Stored dataset items
╔══

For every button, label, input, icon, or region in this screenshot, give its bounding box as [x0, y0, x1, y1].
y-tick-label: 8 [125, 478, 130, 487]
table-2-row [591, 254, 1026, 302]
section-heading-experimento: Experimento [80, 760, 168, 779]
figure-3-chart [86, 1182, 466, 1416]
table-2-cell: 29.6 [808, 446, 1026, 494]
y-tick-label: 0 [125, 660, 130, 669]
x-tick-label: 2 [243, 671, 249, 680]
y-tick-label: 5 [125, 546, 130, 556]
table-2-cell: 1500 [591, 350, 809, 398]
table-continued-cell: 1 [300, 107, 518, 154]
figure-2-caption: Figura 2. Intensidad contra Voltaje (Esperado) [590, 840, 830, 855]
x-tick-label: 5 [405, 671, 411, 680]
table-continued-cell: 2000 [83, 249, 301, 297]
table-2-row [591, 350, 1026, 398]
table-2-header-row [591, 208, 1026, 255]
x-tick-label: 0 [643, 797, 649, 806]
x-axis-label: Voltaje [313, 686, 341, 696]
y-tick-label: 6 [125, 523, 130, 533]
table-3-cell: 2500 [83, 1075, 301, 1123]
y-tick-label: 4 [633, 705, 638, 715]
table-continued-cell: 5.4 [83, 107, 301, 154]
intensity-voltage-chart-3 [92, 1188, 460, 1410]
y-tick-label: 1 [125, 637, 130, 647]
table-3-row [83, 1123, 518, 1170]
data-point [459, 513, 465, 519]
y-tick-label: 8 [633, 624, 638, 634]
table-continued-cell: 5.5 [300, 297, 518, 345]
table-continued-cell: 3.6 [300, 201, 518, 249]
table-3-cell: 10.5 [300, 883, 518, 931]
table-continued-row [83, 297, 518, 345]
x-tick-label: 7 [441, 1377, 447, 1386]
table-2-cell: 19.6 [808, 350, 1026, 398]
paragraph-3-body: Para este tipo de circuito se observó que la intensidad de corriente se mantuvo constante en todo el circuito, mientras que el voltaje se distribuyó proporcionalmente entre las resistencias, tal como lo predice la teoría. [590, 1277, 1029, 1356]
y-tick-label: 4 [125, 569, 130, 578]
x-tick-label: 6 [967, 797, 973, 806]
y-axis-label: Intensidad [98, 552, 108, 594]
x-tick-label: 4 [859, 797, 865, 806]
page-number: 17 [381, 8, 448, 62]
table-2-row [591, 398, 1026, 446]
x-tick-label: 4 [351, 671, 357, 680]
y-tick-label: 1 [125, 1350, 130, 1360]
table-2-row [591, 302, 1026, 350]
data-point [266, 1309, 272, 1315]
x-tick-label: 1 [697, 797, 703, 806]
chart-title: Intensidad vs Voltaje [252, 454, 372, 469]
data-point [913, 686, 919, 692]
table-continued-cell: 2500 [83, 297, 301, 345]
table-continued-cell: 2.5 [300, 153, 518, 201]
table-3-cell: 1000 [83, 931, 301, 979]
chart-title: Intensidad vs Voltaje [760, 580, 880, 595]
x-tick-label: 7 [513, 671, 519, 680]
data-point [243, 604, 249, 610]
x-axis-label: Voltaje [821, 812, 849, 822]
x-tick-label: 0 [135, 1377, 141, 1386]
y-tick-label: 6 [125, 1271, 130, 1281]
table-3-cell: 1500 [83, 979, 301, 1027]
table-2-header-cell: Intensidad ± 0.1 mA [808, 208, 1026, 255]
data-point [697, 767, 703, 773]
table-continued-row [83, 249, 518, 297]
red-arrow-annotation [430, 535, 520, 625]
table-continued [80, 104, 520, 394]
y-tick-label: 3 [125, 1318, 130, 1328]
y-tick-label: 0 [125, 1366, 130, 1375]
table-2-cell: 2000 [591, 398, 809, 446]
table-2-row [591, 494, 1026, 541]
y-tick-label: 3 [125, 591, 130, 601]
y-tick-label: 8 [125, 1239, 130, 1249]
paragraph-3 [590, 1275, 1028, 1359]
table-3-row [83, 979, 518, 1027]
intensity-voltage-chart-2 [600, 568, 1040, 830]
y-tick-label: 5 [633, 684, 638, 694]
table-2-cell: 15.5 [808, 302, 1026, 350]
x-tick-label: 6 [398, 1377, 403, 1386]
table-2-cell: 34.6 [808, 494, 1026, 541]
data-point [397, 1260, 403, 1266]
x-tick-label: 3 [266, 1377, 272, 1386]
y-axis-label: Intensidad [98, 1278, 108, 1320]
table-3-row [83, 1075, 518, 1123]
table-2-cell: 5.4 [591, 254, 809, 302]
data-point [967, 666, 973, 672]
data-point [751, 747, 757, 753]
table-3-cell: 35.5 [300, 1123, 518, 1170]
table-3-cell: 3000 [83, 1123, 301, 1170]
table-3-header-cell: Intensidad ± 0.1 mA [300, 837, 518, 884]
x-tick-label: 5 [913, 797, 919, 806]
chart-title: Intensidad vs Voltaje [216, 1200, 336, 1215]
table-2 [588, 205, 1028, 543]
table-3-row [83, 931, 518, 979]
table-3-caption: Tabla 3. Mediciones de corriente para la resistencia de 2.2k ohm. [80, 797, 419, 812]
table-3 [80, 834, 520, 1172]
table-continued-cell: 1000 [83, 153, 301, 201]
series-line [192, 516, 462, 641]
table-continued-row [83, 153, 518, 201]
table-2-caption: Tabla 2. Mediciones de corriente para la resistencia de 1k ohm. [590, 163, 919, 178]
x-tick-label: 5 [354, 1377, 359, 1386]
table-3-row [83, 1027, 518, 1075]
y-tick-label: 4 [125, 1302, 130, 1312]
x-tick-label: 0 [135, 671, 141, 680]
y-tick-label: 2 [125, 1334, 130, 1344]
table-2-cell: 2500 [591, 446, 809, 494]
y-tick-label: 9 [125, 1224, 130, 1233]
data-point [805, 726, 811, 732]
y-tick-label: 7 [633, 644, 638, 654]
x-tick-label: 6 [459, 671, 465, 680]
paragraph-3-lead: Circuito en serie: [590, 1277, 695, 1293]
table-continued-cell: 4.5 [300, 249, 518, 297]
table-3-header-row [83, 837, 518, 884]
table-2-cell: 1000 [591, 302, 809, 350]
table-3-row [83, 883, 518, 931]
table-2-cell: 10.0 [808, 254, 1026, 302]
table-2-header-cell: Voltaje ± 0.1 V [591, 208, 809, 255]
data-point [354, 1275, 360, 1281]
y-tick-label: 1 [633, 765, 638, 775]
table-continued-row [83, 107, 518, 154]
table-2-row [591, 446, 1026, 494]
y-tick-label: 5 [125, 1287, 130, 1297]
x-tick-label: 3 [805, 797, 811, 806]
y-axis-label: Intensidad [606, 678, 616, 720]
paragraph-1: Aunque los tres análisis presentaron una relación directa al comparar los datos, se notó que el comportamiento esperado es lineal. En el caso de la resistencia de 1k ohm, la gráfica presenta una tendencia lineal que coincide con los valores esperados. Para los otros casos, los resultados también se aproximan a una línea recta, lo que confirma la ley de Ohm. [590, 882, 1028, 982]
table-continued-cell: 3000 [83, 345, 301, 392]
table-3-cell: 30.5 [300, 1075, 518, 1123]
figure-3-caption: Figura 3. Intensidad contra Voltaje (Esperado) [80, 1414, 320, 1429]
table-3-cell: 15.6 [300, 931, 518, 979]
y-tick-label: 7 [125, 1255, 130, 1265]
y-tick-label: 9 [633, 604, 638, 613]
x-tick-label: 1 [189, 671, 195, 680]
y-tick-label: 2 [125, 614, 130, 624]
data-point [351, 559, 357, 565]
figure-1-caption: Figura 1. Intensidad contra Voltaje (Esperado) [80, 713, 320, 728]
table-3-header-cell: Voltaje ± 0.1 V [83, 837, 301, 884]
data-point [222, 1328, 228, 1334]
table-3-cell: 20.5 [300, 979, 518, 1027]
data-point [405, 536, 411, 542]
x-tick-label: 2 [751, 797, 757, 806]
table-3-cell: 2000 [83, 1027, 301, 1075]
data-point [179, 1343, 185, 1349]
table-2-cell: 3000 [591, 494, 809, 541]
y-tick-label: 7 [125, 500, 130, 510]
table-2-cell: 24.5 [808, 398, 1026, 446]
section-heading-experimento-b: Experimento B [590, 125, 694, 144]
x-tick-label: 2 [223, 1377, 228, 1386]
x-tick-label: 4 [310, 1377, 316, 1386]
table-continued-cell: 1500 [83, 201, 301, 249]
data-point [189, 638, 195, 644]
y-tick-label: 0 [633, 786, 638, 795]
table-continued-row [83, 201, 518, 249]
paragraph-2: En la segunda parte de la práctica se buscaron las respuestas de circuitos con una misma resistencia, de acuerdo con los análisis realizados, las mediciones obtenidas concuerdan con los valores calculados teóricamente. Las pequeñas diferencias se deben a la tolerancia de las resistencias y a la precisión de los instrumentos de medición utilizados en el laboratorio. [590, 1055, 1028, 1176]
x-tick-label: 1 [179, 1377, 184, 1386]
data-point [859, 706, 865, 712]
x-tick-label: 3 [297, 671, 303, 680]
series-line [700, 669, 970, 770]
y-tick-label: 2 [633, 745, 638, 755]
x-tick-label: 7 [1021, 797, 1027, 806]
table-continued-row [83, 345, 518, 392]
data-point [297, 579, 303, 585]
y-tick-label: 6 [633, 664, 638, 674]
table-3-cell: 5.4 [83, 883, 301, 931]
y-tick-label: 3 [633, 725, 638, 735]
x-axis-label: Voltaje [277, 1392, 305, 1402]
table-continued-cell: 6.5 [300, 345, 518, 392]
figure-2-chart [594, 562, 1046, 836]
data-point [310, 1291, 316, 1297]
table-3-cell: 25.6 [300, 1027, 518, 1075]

╚══

Starting at the first line of the listing and ending with the line that contains "table-2-cell: 19.6 [808, 350, 1026, 398]", arrange those lines as a numbered list, omitting any blank lines.

* _Task answer_
1. For every button, label, input, icon, or region in this screenshot, give its bounding box as [x0, y0, x1, y1].
2. y-tick-label: 8 [125, 478, 130, 487]
3. table-2-row [591, 254, 1026, 302]
4. section-heading-experimento: Experimento [80, 760, 168, 779]
5. figure-3-chart [86, 1182, 466, 1416]
6. table-2-cell: 29.6 [808, 446, 1026, 494]
7. y-tick-label: 0 [125, 660, 130, 669]
8. x-tick-label: 2 [243, 671, 249, 680]
9. y-tick-label: 5 [125, 546, 130, 556]
10. table-2-cell: 1500 [591, 350, 809, 398]
11. table-continued-cell: 1 [300, 107, 518, 154]
12. figure-2-caption: Figura 2. Intensidad contra Voltaje (Esperado) [590, 840, 830, 855]
13. x-tick-label: 5 [405, 671, 411, 680]
14. table-continued-cell: 2000 [83, 249, 301, 297]
15. table-2-row [591, 350, 1026, 398]
16. table-2-header-row [591, 208, 1026, 255]
17. x-tick-label: 0 [643, 797, 649, 806]
18. x-axis-label: Voltaje [313, 686, 341, 696]
19. y-tick-label: 6 [125, 523, 130, 533]
20. table-3-cell: 2500 [83, 1075, 301, 1123]
21. y-tick-label: 4 [633, 705, 638, 715]
22. table-continued-cell: 5.4 [83, 107, 301, 154]
23. intensity-voltage-chart-3 [92, 1188, 460, 1410]
24. y-tick-label: 1 [125, 637, 130, 647]
25. table-3-row [83, 1123, 518, 1170]
26. data-point [459, 513, 465, 519]
27. y-tick-label: 8 [633, 624, 638, 634]
28. table-continued-cell: 5.5 [300, 297, 518, 345]
29. table-continued-cell: 3.6 [300, 201, 518, 249]
30. table-3-cell: 10.5 [300, 883, 518, 931]
31. table-continued-row [83, 297, 518, 345]
32. x-tick-label: 7 [441, 1377, 447, 1386]
33. table-2-cell: 19.6 [808, 350, 1026, 398]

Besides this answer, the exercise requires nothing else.